Instructions to follow: Repeat every line of the data exactly, but not the pictures.

─── Data for processing ───

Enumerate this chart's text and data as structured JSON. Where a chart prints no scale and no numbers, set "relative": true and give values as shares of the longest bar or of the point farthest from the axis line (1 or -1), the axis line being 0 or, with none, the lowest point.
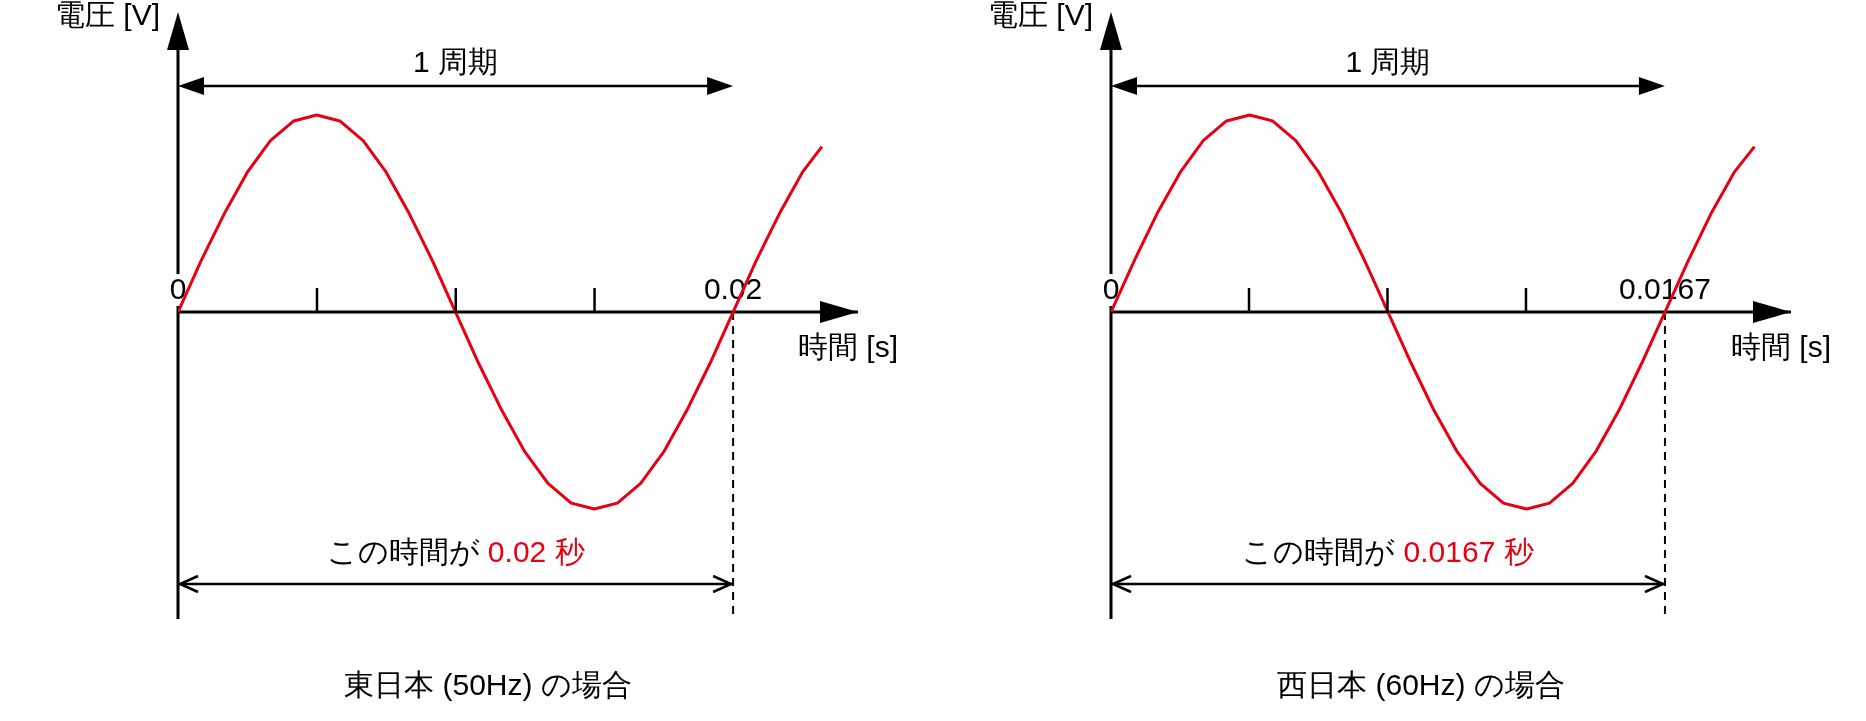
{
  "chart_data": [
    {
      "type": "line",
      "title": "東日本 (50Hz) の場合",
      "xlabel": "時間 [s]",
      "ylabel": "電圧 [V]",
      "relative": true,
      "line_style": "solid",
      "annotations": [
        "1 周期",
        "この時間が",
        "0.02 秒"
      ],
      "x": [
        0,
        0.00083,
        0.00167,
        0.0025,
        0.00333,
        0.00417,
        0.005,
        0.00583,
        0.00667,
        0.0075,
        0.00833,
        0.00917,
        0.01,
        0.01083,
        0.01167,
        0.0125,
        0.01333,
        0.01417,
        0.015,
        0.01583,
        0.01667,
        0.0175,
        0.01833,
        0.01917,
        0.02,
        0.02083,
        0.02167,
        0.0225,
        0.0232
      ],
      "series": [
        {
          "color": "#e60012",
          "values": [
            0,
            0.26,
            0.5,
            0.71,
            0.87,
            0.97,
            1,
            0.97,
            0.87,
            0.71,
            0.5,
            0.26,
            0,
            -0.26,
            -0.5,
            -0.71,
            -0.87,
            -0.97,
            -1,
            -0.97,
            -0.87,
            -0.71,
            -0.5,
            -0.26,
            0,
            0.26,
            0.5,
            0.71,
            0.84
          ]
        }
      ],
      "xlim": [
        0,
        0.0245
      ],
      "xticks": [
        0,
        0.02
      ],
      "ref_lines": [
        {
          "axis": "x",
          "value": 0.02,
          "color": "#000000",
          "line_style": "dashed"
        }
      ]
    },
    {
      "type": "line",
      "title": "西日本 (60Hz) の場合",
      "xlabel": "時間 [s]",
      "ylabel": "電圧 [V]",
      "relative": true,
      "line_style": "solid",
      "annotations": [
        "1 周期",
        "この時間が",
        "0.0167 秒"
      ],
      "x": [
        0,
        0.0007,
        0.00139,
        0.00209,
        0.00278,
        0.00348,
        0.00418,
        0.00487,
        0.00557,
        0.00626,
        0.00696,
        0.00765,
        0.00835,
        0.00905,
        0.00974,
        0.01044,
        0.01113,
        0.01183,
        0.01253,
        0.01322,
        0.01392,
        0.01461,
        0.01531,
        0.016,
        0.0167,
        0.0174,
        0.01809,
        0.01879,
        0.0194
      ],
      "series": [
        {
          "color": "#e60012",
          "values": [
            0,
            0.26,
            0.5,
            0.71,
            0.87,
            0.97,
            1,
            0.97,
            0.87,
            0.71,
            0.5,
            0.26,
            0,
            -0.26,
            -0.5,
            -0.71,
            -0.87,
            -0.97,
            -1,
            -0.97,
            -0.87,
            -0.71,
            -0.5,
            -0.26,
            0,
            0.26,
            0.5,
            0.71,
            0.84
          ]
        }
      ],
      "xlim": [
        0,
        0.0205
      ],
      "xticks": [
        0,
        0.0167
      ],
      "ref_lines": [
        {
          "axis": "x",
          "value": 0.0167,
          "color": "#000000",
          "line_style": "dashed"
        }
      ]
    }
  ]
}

───

Written response:
Enumerate this chart's text and data as structured JSON. Where a chart prints no scale and no numbers, set "relative": true and give values as shares of the longest bar or of the point farthest from the axis line (1 or -1), the axis line being 0 or, with none, the lowest point.
{
  "chart_data": [
    {
      "type": "line",
      "title": "東日本 (50Hz) の場合",
      "xlabel": "時間 [s]",
      "ylabel": "電圧 [V]",
      "relative": true,
      "line_style": "solid",
      "annotations": [
        "1 周期",
        "この時間が",
        "0.02 秒"
      ],
      "x": [
        0,
        0.00083,
        0.00167,
        0.0025,
        0.00333,
        0.00417,
        0.005,
        0.00583,
        0.00667,
        0.0075,
        0.00833,
        0.00917,
        0.01,
        0.01083,
        0.01167,
        0.0125,
        0.01333,
        0.01417,
        0.015,
        0.01583,
        0.01667,
        0.0175,
        0.01833,
        0.01917,
        0.02,
        0.02083,
        0.02167,
        0.0225,
        0.0232
      ],
      "series": [
        {
          "color": "#e60012",
          "values": [
            0,
            0.26,
            0.5,
            0.71,
            0.87,
            0.97,
            1,
            0.97,
            0.87,
            0.71,
            0.5,
            0.26,
            0,
            -0.26,
            -0.5,
            -0.71,
            -0.87,
            -0.97,
            -1,
            -0.97,
            -0.87,
            -0.71,
            -0.5,
            -0.26,
            0,
            0.26,
            0.5,
            0.71,
            0.84
          ]
        }
      ],
      "xlim": [
        0,
        0.0245
      ],
      "xticks": [
        0,
        0.02
      ],
      "ref_lines": [
        {
          "axis": "x",
          "value": 0.02,
          "color": "#000000",
          "line_style": "dashed"
        }
      ]
    },
    {
      "type": "line",
      "title": "西日本 (60Hz) の場合",
      "xlabel": "時間 [s]",
      "ylabel": "電圧 [V]",
      "relative": true,
      "line_style": "solid",
      "annotations": [
        "1 周期",
        "この時間が",
        "0.0167 秒"
      ],
      "x": [
        0,
        0.0007,
        0.00139,
        0.00209,
        0.00278,
        0.00348,
        0.00418,
        0.00487,
        0.00557,
        0.00626,
        0.00696,
        0.00765,
        0.00835,
        0.00905,
        0.00974,
        0.01044,
        0.01113,
        0.01183,
        0.01253,
        0.01322,
        0.01392,
        0.01461,
        0.01531,
        0.016,
        0.0167,
        0.0174,
        0.01809,
        0.01879,
        0.0194
      ],
      "series": [
        {
          "color": "#e60012",
          "values": [
            0,
            0.26,
            0.5,
            0.71,
            0.87,
            0.97,
            1,
            0.97,
            0.87,
            0.71,
            0.5,
            0.26,
            0,
            -0.26,
            -0.5,
            -0.71,
            -0.87,
            -0.97,
            -1,
            -0.97,
            -0.87,
            -0.71,
            -0.5,
            -0.26,
            0,
            0.26,
            0.5,
            0.71,
            0.84
          ]
        }
      ],
      "xlim": [
        0,
        0.0205
      ],
      "xticks": [
        0,
        0.0167
      ],
      "ref_lines": [
        {
          "axis": "x",
          "value": 0.0167,
          "color": "#000000",
          "line_style": "dashed"
        }
      ]
    }
  ]
}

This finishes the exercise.